[begin Information provided]

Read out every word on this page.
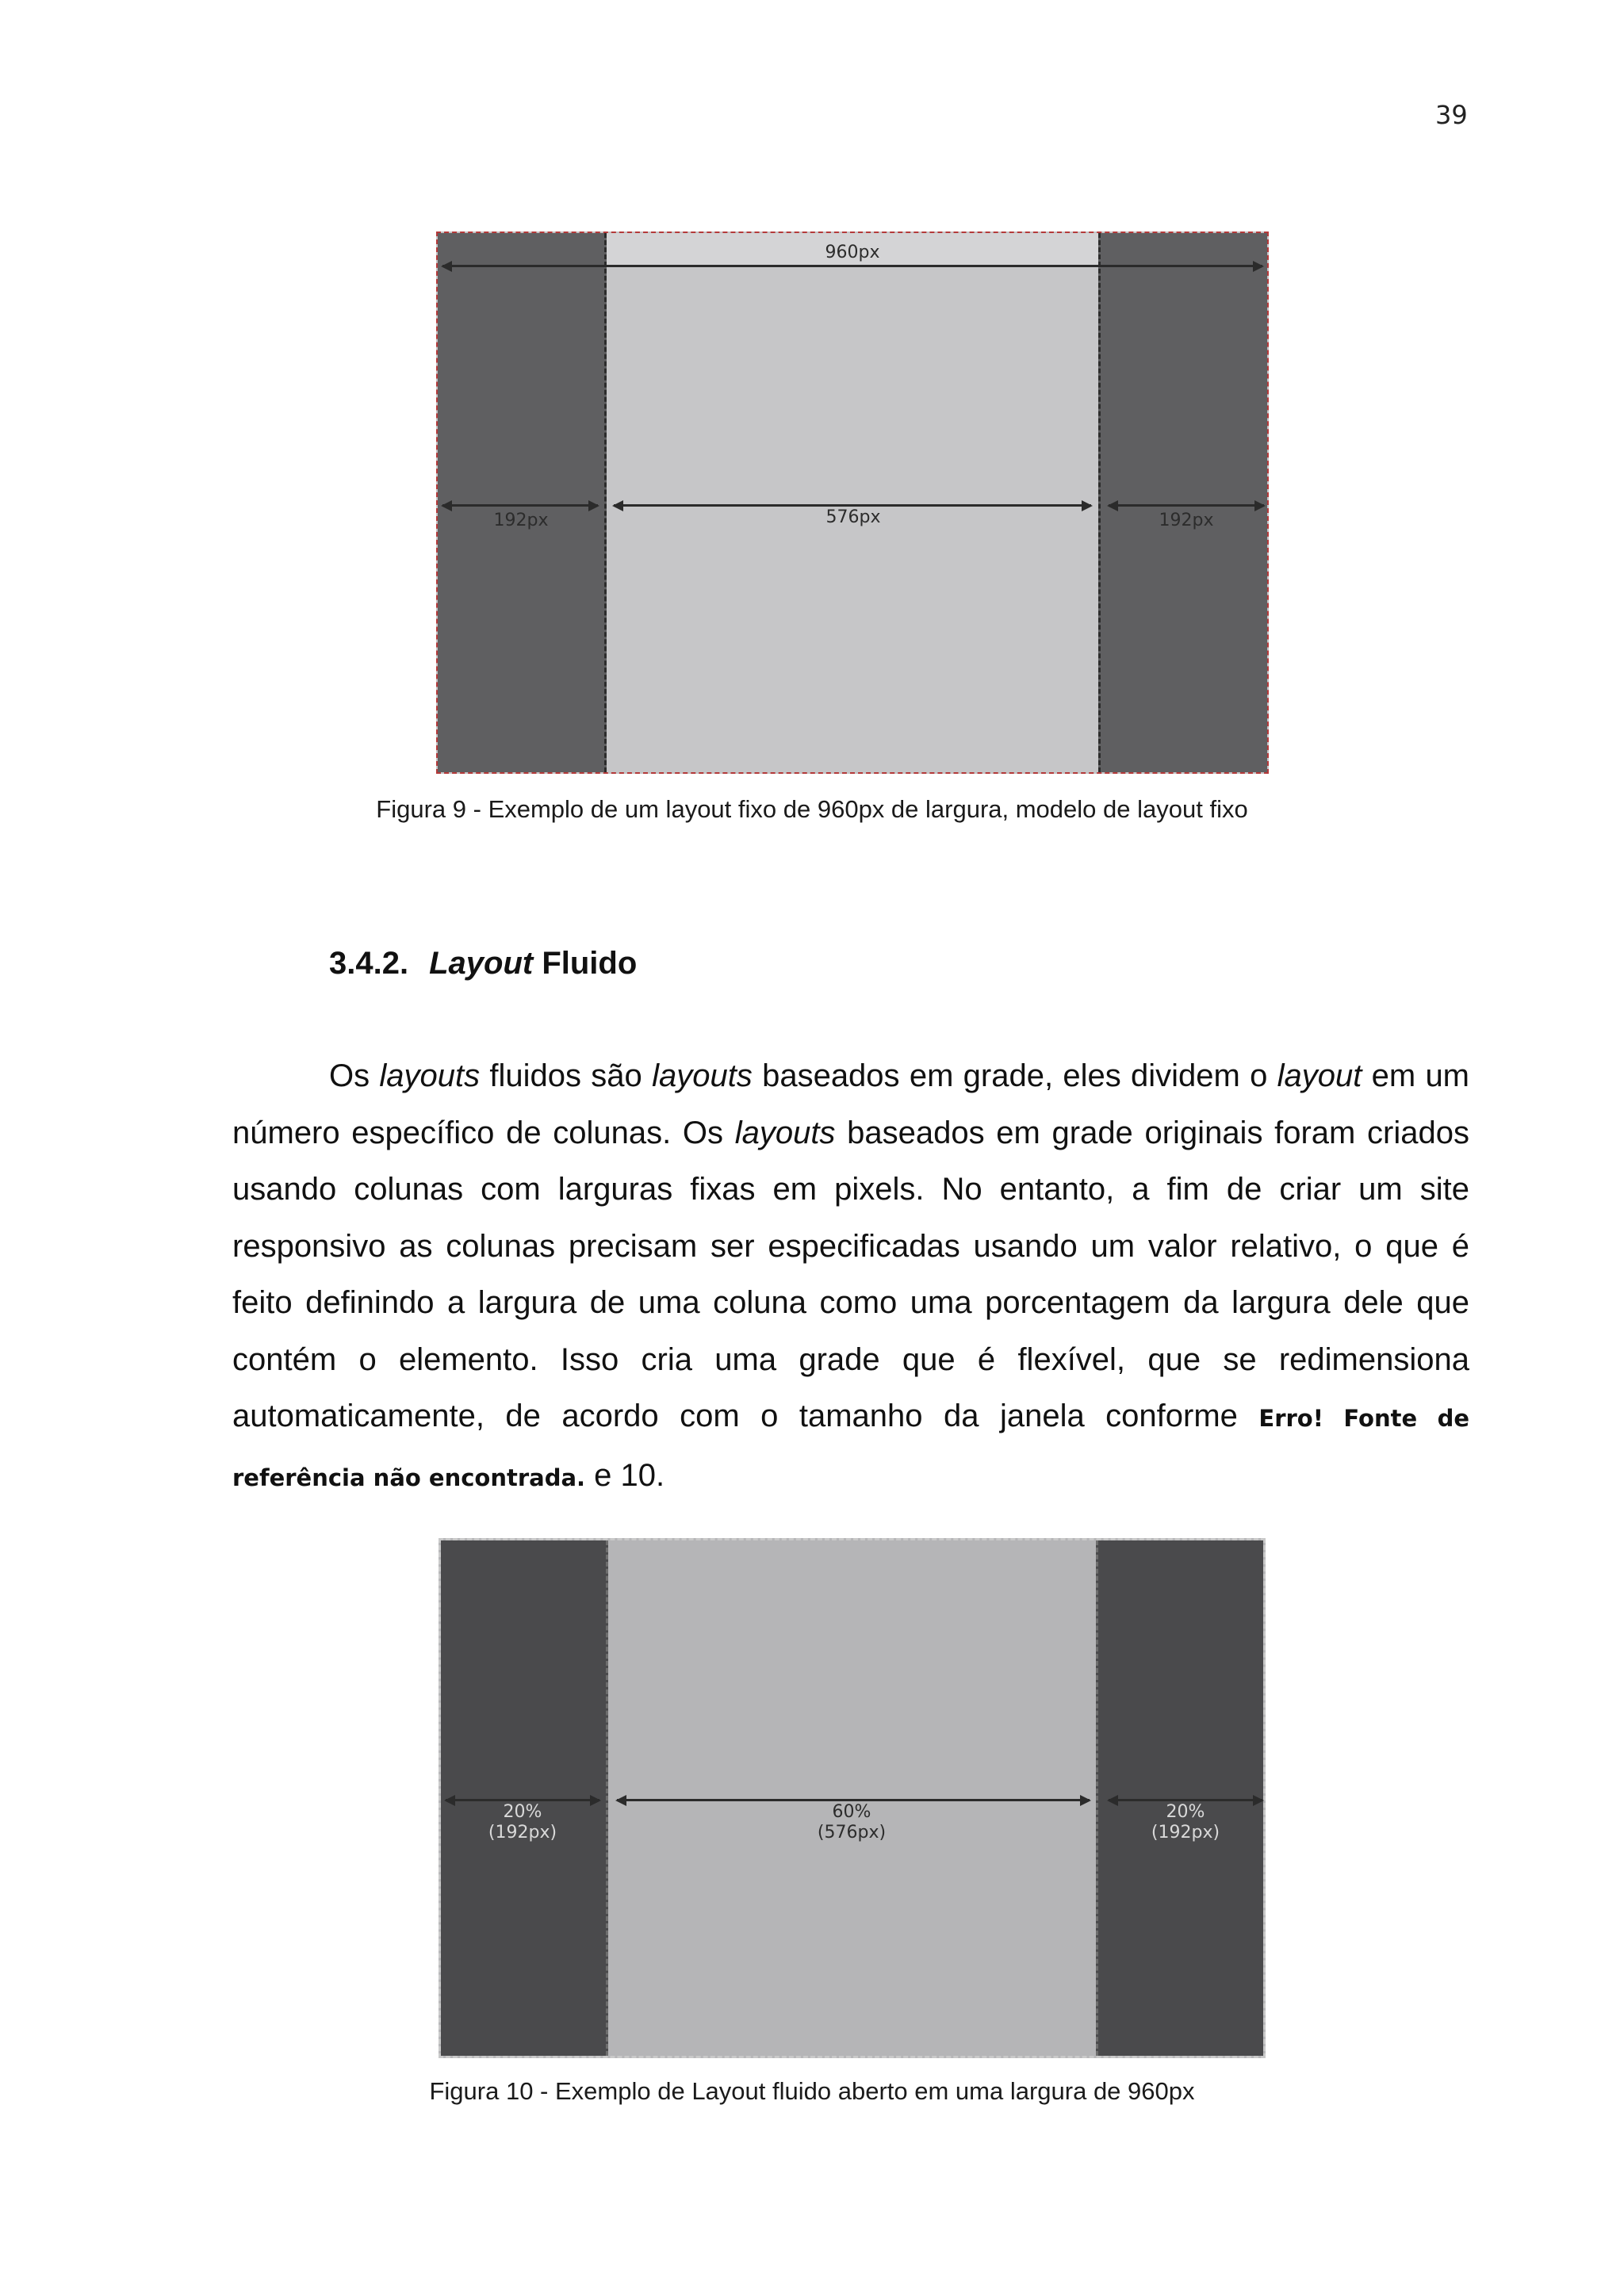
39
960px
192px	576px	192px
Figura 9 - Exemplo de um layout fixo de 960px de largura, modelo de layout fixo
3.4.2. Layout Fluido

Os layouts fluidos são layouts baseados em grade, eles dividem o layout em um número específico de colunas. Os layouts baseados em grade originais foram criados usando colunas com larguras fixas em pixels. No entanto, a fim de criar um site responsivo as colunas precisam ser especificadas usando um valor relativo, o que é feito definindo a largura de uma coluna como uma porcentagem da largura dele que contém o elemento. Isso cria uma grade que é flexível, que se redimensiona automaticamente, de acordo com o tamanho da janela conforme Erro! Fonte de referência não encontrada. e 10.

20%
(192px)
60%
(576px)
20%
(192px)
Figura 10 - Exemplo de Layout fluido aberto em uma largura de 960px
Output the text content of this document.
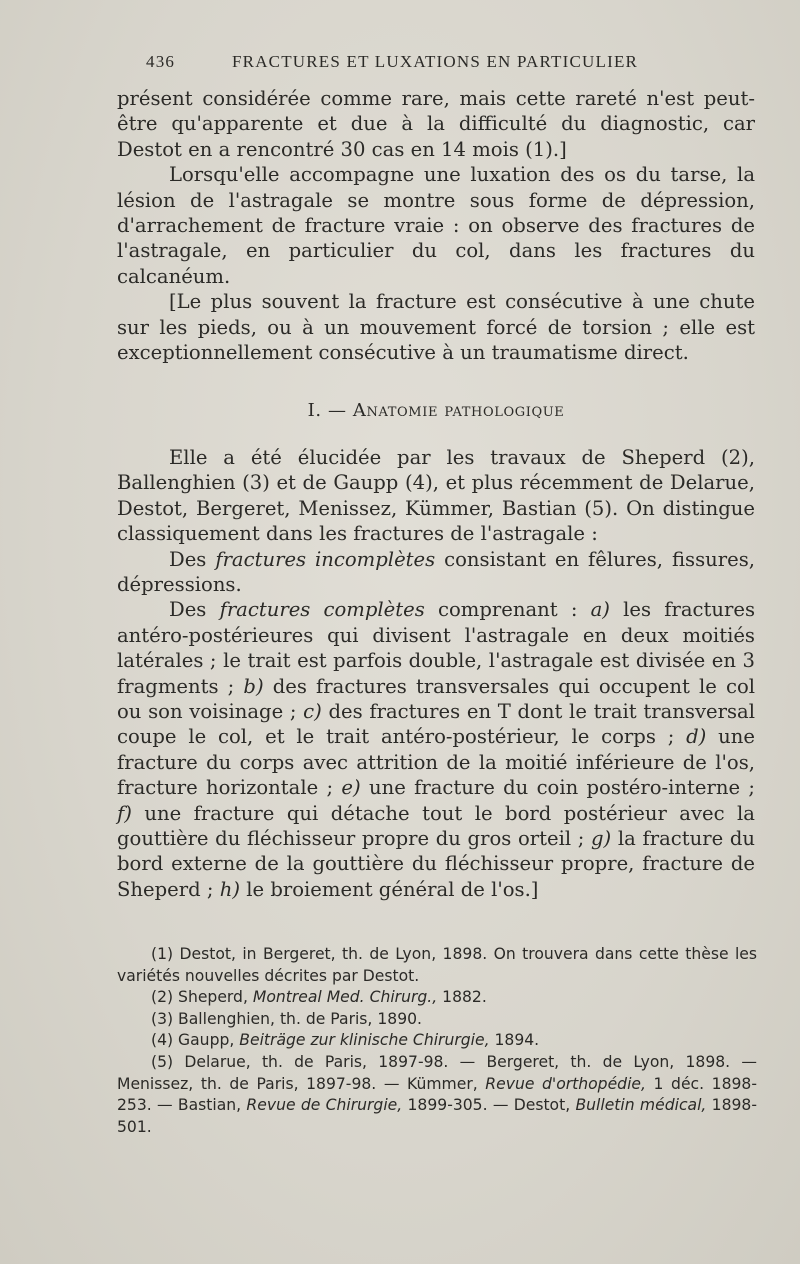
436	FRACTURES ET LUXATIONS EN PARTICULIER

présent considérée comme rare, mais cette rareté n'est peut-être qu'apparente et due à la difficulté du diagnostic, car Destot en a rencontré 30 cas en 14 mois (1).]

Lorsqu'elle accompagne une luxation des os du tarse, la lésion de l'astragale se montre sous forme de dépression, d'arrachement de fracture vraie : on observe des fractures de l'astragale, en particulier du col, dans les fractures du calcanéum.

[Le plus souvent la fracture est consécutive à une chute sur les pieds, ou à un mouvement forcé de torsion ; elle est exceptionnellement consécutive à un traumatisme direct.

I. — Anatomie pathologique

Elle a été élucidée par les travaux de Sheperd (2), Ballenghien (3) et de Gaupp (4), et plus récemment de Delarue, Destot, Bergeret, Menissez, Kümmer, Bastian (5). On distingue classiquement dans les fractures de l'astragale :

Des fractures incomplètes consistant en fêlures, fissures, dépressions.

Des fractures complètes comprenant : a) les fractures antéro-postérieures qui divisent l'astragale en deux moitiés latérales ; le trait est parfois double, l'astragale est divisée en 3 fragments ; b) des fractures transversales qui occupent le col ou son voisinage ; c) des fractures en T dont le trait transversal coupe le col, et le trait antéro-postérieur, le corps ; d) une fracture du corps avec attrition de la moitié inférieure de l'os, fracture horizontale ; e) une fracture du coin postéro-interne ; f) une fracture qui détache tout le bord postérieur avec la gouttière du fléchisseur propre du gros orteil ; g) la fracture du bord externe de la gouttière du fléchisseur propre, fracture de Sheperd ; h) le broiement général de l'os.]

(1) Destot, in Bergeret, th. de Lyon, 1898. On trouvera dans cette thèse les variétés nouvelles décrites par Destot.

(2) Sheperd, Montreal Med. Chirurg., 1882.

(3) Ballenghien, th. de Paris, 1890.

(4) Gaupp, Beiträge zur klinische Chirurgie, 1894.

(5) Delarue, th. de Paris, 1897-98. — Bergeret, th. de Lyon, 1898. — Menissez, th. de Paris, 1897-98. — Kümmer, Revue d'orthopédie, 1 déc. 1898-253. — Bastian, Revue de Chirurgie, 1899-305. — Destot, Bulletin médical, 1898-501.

[end Information provided]

Isolate each line of the listing above that includes "Chirurgie". Copy it.

(4) Gaupp, Beiträge zur klinische Chirurgie, 1894.
(5) Delarue, th. de Paris, 1897-98. — Bergeret, th. de Lyon, 1898. — Menissez, th. de Paris, 1897-98. — Kümmer, Revue d'orthopédie, 1 déc. 1898-253. — Bastian, Revue de Chirurgie, 1899-305. — Destot, Bulletin médical, 1898-501.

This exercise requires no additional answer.